--- begin INFORMATION PROVIDED ---
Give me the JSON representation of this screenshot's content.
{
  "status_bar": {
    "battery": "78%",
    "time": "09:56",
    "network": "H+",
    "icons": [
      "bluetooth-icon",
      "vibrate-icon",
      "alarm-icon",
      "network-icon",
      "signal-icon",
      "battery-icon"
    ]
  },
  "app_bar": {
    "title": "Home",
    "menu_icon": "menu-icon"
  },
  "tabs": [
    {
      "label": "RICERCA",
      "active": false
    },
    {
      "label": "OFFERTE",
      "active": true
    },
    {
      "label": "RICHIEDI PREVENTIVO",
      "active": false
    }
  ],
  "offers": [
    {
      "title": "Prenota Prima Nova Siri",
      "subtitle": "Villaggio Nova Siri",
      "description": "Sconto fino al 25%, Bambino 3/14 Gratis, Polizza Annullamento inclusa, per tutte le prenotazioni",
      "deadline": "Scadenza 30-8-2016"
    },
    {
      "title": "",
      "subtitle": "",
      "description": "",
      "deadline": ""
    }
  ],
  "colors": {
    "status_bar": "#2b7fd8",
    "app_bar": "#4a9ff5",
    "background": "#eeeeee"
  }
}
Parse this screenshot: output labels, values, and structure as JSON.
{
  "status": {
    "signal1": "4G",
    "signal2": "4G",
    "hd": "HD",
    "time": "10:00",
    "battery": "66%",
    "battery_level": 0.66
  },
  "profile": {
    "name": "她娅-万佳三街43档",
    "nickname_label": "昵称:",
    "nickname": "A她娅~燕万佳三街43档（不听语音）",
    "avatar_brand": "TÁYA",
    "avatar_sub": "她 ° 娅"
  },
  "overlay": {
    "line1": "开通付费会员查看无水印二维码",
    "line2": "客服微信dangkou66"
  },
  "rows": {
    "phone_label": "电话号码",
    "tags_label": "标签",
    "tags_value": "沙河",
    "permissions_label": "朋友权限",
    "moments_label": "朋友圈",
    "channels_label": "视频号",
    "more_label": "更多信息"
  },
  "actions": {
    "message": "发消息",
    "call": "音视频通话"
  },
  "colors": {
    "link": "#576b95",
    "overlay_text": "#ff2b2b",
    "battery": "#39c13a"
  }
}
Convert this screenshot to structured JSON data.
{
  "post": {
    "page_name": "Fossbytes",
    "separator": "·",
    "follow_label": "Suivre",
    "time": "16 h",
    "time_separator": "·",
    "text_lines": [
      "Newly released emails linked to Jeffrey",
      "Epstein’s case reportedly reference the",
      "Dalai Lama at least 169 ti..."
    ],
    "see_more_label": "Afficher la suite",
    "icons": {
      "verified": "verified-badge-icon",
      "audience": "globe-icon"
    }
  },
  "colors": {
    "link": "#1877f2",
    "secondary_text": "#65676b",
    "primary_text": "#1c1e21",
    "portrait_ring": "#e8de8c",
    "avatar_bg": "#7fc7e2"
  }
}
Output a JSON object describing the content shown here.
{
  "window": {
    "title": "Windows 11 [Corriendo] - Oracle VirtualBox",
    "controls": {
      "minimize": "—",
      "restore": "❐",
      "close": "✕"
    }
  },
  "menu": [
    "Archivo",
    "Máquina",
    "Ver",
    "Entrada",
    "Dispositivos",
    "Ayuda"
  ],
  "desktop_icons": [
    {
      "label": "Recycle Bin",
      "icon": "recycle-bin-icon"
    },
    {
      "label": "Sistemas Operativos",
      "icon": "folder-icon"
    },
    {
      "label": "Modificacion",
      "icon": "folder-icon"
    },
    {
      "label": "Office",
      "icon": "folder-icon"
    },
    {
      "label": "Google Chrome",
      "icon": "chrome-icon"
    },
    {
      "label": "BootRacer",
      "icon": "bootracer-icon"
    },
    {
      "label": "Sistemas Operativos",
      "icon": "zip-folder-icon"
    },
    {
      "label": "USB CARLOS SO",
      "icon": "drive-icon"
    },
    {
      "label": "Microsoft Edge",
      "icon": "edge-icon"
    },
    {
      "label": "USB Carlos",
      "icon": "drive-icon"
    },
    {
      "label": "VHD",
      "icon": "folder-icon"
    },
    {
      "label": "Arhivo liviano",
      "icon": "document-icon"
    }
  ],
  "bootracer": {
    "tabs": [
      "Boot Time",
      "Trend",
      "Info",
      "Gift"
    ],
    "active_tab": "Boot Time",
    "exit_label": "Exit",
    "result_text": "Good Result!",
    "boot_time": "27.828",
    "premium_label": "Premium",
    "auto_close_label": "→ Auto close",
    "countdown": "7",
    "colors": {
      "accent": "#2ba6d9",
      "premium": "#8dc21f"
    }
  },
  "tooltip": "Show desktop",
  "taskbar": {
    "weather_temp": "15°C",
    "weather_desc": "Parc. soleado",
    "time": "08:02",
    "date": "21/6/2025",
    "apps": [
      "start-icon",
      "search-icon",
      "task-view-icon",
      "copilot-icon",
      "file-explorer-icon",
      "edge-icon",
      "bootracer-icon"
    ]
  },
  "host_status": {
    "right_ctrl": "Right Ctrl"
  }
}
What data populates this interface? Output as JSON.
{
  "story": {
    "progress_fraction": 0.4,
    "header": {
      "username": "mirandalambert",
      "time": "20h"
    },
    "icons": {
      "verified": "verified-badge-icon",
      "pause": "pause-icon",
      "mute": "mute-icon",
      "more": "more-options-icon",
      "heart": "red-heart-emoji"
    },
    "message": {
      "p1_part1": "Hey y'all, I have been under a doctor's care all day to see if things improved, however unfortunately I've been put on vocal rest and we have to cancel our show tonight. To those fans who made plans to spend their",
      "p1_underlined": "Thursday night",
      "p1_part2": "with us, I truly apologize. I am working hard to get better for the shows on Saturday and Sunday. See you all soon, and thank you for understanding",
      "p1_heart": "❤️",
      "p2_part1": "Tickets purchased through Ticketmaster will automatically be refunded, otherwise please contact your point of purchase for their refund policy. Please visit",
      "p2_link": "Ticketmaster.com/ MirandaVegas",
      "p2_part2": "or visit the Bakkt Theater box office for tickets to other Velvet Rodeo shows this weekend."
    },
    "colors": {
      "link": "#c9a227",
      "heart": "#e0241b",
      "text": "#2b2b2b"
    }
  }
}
--- end INFORMATION PROVIDED ---
Go through the records above and retype each one exactly.

◆ TASK ANSWER
Give me the JSON representation of this screenshot's content.
{
  "status_bar": {
    "battery": "78%",
    "time": "09:56",
    "network": "H+",
    "icons": [
      "bluetooth-icon",
      "vibrate-icon",
      "alarm-icon",
      "network-icon",
      "signal-icon",
      "battery-icon"
    ]
  },
  "app_bar": {
    "title": "Home",
    "menu_icon": "menu-icon"
  },
  "tabs": [
    {
      "label": "RICERCA",
      "active": false
    },
    {
      "label": "OFFERTE",
      "active": true
    },
    {
      "label": "RICHIEDI PREVENTIVO",
      "active": false
    }
  ],
  "offers": [
    {
      "title": "Prenota Prima Nova Siri",
      "subtitle": "Villaggio Nova Siri",
      "description": "Sconto fino al 25%, Bambino 3/14 Gratis, Polizza Annullamento inclusa, per tutte le prenotazioni",
      "deadline": "Scadenza 30-8-2016"
    },
    {
      "title": "",
      "subtitle": "",
      "description": "",
      "deadline": ""
    }
  ],
  "colors": {
    "status_bar": "#2b7fd8",
    "app_bar": "#4a9ff5",
    "background": "#eeeeee"
  }
}
Parse this screenshot: output labels, values, and structure as JSON.
{
  "status": {
    "signal1": "4G",
    "signal2": "4G",
    "hd": "HD",
    "time": "10:00",
    "battery": "66%",
    "battery_level": 0.66
  },
  "profile": {
    "name": "她娅-万佳三街43档",
    "nickname_label": "昵称:",
    "nickname": "A她娅~燕万佳三街43档（不听语音）",
    "avatar_brand": "TÁYA",
    "avatar_sub": "她 ° 娅"
  },
  "overlay": {
    "line1": "开通付费会员查看无水印二维码",
    "line2": "客服微信dangkou66"
  },
  "rows": {
    "phone_label": "电话号码",
    "tags_label": "标签",
    "tags_value": "沙河",
    "permissions_label": "朋友权限",
    "moments_label": "朋友圈",
    "channels_label": "视频号",
    "more_label": "更多信息"
  },
  "actions": {
    "message": "发消息",
    "call": "音视频通话"
  },
  "colors": {
    "link": "#576b95",
    "overlay_text": "#ff2b2b",
    "battery": "#39c13a"
  }
}
Convert this screenshot to structured JSON data.
{
  "post": {
    "page_name": "Fossbytes",
    "separator": "·",
    "follow_label": "Suivre",
    "time": "16 h",
    "time_separator": "·",
    "text_lines": [
      "Newly released emails linked to Jeffrey",
      "Epstein’s case reportedly reference the",
      "Dalai Lama at least 169 ti..."
    ],
    "see_more_label": "Afficher la suite",
    "icons": {
      "verified": "verified-badge-icon",
      "audience": "globe-icon"
    }
  },
  "colors": {
    "link": "#1877f2",
    "secondary_text": "#65676b",
    "primary_text": "#1c1e21",
    "portrait_ring": "#e8de8c",
    "avatar_bg": "#7fc7e2"
  }
}
Output a JSON object describing the content shown here.
{
  "window": {
    "title": "Windows 11 [Corriendo] - Oracle VirtualBox",
    "controls": {
      "minimize": "—",
      "restore": "❐",
      "close": "✕"
    }
  },
  "menu": [
    "Archivo",
    "Máquina",
    "Ver",
    "Entrada",
    "Dispositivos",
    "Ayuda"
  ],
  "desktop_icons": [
    {
      "label": "Recycle Bin",
      "icon": "recycle-bin-icon"
    },
    {
      "label": "Sistemas Operativos",
      "icon": "folder-icon"
    },
    {
      "label": "Modificacion",
      "icon": "folder-icon"
    },
    {
      "label": "Office",
      "icon": "folder-icon"
    },
    {
      "label": "Google Chrome",
      "icon": "chrome-icon"
    },
    {
      "label": "BootRacer",
      "icon": "bootracer-icon"
    },
    {
      "label": "Sistemas Operativos",
      "icon": "zip-folder-icon"
    },
    {
      "label": "USB CARLOS SO",
      "icon": "drive-icon"
    },
    {
      "label": "Microsoft Edge",
      "icon": "edge-icon"
    },
    {
      "label": "USB Carlos",
      "icon": "drive-icon"
    },
    {
      "label": "VHD",
      "icon": "folder-icon"
    },
    {
      "label": "Arhivo liviano",
      "icon": "document-icon"
    }
  ],
  "bootracer": {
    "tabs": [
      "Boot Time",
      "Trend",
      "Info",
      "Gift"
    ],
    "active_tab": "Boot Time",
    "exit_label": "Exit",
    "result_text": "Good Result!",
    "boot_time": "27.828",
    "premium_label": "Premium",
    "auto_close_label": "→ Auto close",
    "countdown": "7",
    "colors": {
      "accent": "#2ba6d9",
      "premium": "#8dc21f"
    }
  },
  "tooltip": "Show desktop",
  "taskbar": {
    "weather_temp": "15°C",
    "weather_desc": "Parc. soleado",
    "time": "08:02",
    "date": "21/6/2025",
    "apps": [
      "start-icon",
      "search-icon",
      "task-view-icon",
      "copilot-icon",
      "file-explorer-icon",
      "edge-icon",
      "bootracer-icon"
    ]
  },
  "host_status": {
    "right_ctrl": "Right Ctrl"
  }
}
What data populates this interface? Output as JSON.
{
  "story": {
    "progress_fraction": 0.4,
    "header": {
      "username": "mirandalambert",
      "time": "20h"
    },
    "icons": {
      "verified": "verified-badge-icon",
      "pause": "pause-icon",
      "mute": "mute-icon",
      "more": "more-options-icon",
      "heart": "red-heart-emoji"
    },
    "message": {
      "p1_part1": "Hey y'all, I have been under a doctor's care all day to see if things improved, however unfortunately I've been put on vocal rest and we have to cancel our show tonight. To those fans who made plans to spend their",
      "p1_underlined": "Thursday night",
      "p1_part2": "with us, I truly apologize. I am working hard to get better for the shows on Saturday and Sunday. See you all soon, and thank you for understanding",
      "p1_heart": "❤️",
      "p2_part1": "Tickets purchased through Ticketmaster will automatically be refunded, otherwise please contact your point of purchase for their refund policy. Please visit",
      "p2_link": "Ticketmaster.com/ MirandaVegas",
      "p2_part2": "or visit the Bakkt Theater box office for tickets to other Velvet Rodeo shows this weekend."
    },
    "colors": {
      "link": "#c9a227",
      "heart": "#e0241b",
      "text": "#2b2b2b"
    }
  }
}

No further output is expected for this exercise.